▸ SET EXERCISE: Please reproduce word for word the stretch from the start of the records through the line containing "The call termination", including both ends. Leave the pictures out of your answer.

## Begin DATA SHOWN

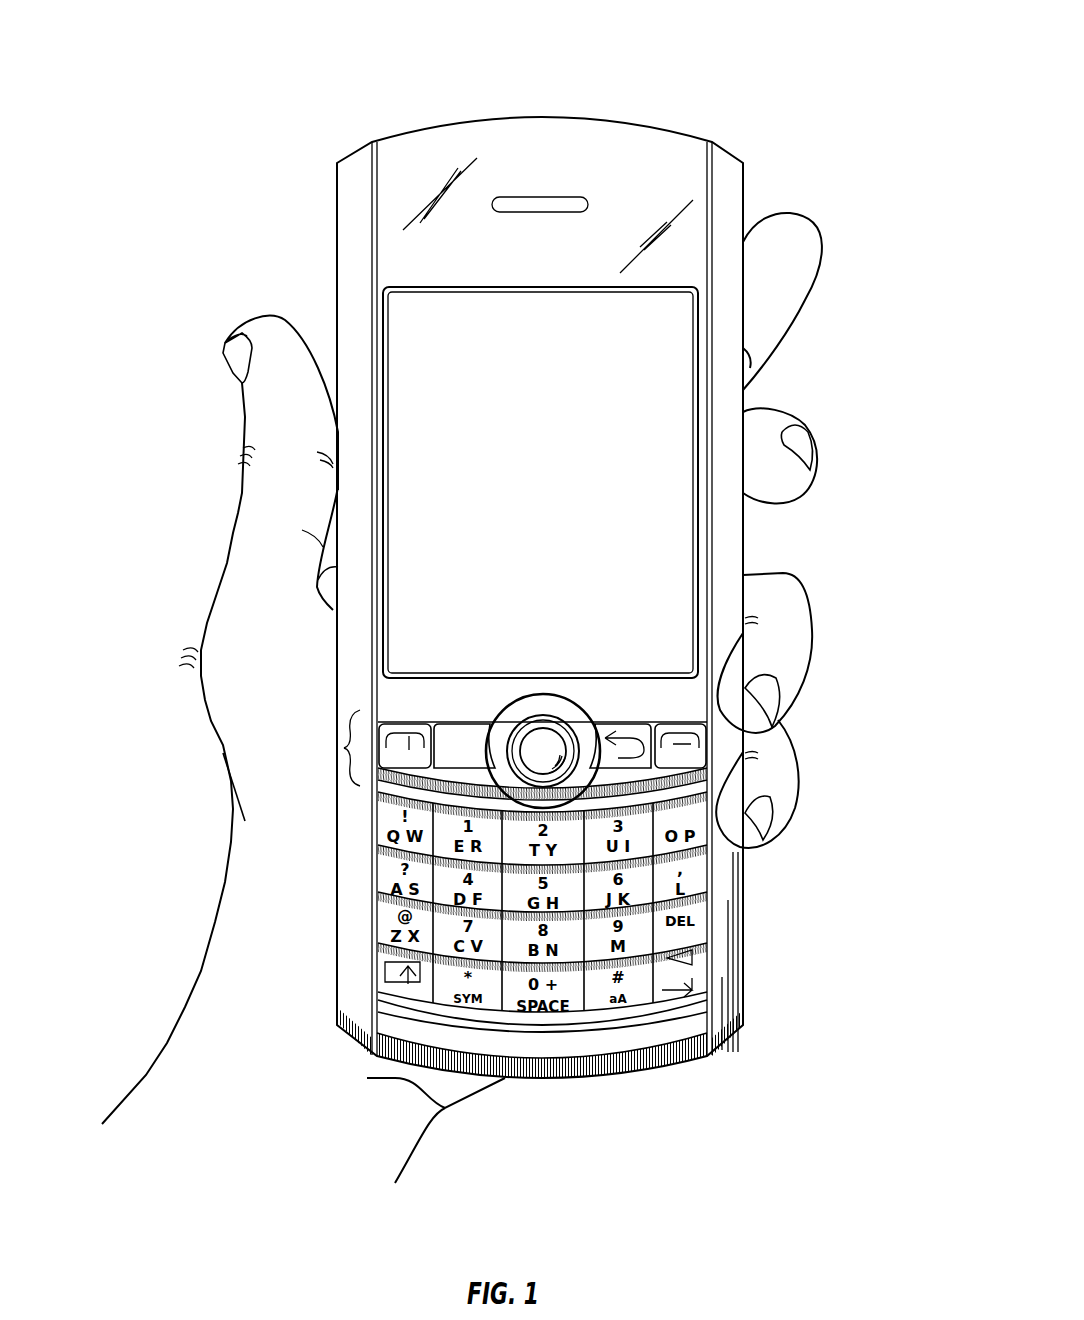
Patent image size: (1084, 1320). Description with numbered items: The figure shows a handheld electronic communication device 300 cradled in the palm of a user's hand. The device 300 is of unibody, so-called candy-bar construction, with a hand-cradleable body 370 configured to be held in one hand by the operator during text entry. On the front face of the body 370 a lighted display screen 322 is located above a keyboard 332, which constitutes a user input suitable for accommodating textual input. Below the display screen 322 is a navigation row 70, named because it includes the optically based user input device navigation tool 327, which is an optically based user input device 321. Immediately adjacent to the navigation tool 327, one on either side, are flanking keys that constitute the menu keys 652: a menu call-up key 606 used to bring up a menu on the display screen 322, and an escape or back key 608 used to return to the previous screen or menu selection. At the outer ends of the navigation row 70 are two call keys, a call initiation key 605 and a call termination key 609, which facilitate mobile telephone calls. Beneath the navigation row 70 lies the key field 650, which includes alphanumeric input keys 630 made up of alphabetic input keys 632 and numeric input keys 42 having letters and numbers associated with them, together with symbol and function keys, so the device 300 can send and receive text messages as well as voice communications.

The handheld electronic communication device 300 is at (693, 51).
The body 370 is at (729, 199).
The display screen 322 is at (412, 326).
The menu keys 652 is at (611, 716).
The menu call-up key 606 is at (453, 731).
The escape or back key 608 is at (630, 731).
The navigation row 70 is at (344, 748).
The call termination key 609 is at (699, 743).
The call initiation key 605 is at (398, 742).
The optically based user input device navigation tool 327 is at (585, 784).
The optically based user input device 321 is at (538, 758).
The alphanumeric input keys 630 is at (637, 928).
The alphabetic input keys 632 is at (371, 862).
The key field 650 is at (388, 996).
The keyboard 332 is at (556, 1045).
The numeric input keys 42 is at (562, 991).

## End DATA SHOWN

▸ THE RESPONSE:
Patent image size: (1084, 1320). Description with numbered items: The figure shows a handheld electronic communication device 300 cradled in the palm of a user's hand. The device 300 is of unibody, so-called candy-bar construction, with a hand-cradleable body 370 configured to be held in one hand by the operator during text entry. On the front face of the body 370 a lighted display screen 322 is located above a keyboard 332, which constitutes a user input suitable for accommodating textual input. Below the display screen 322 is a navigation row 70, named because it includes the optically based user input device navigation tool 327, which is an optically based user input device 321. Immediately adjacent to the navigation tool 327, one on either side, are flanking keys that constitute the menu keys 652: a menu call-up key 606 used to bring up a menu on the display screen 322, and an escape or back key 608 used to return to the previous screen or menu selection. At the outer ends of the navigation row 70 are two call keys, a call initiation key 605 and a call termination key 609, which facilitate mobile telephone calls. Beneath the navigation row 70 lies the key field 650, which includes alphanumeric input keys 630 made up of alphabetic input keys 632 and numeric input keys 42 having letters and numbers associated with them, together with symbol and function keys, so the device 300 can send and receive text messages as well as voice communications.

The handheld electronic communication device 300 is at (693, 51).
The body 370 is at (729, 199).
The display screen 322 is at (412, 326).
The menu keys 652 is at (611, 716).
The menu call-up key 606 is at (453, 731).
The escape or back key 608 is at (630, 731).
The navigation row 70 is at (344, 748).
The call termination key 609 is at (699, 743).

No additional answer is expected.